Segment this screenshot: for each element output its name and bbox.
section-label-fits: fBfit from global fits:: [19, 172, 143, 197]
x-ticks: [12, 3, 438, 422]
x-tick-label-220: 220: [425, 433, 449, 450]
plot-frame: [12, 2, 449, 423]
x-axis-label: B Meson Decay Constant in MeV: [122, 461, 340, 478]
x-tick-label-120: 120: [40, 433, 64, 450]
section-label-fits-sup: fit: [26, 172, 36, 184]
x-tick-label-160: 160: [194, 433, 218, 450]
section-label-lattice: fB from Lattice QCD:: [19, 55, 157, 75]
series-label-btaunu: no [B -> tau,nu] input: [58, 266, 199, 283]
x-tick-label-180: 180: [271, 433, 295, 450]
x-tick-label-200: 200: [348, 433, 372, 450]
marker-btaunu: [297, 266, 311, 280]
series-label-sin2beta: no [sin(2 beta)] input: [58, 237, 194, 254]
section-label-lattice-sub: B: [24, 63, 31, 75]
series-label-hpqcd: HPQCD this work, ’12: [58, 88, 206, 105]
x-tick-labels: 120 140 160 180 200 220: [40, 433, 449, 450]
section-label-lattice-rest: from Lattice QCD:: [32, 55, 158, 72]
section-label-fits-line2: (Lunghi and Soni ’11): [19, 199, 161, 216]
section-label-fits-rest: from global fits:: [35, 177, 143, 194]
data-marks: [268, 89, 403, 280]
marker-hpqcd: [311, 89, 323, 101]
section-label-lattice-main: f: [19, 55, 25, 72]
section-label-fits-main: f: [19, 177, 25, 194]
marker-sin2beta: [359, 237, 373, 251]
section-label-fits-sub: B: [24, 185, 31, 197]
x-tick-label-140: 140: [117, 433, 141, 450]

■ **TASK DETAILS**: Set out every line of the items above as a numbered list, leaving out any blank lines.

■ **TASK RESPONSE**:
1. Segment this screenshot: for each element output its name and bbox.
2. section-label-fits: fBfit from global fits:: [19, 172, 143, 197]
3. x-ticks: [12, 3, 438, 422]
4. x-tick-label-220: 220: [425, 433, 449, 450]
5. plot-frame: [12, 2, 449, 423]
6. x-axis-label: B Meson Decay Constant in MeV: [122, 461, 340, 478]
7. x-tick-label-120: 120: [40, 433, 64, 450]
8. section-label-fits-sup: fit: [26, 172, 36, 184]
9. x-tick-label-160: 160: [194, 433, 218, 450]
10. section-label-lattice: fB from Lattice QCD:: [19, 55, 157, 75]
11. series-label-btaunu: no [B -> tau,nu] input: [58, 266, 199, 283]
12. x-tick-label-180: 180: [271, 433, 295, 450]
13. x-tick-label-200: 200: [348, 433, 372, 450]
14. marker-btaunu: [297, 266, 311, 280]
15. series-label-sin2beta: no [sin(2 beta)] input: [58, 237, 194, 254]
16. section-label-lattice-sub: B: [24, 63, 31, 75]
17. series-label-hpqcd: HPQCD this work, ’12: [58, 88, 206, 105]
18. x-tick-labels: 120 140 160 180 200 220: [40, 433, 449, 450]
19. section-label-lattice-rest: from Lattice QCD:: [32, 55, 158, 72]
20. section-label-fits-line2: (Lunghi and Soni ’11): [19, 199, 161, 216]
21. section-label-fits-rest: from global fits:: [35, 177, 143, 194]
22. data-marks: [268, 89, 403, 280]
23. marker-hpqcd: [311, 89, 323, 101]
24. section-label-lattice-main: f: [19, 55, 25, 72]
25. section-label-fits-main: f: [19, 177, 25, 194]
26. marker-sin2beta: [359, 237, 373, 251]
27. section-label-fits-sub: B: [24, 185, 31, 197]
28. x-tick-label-140: 140: [117, 433, 141, 450]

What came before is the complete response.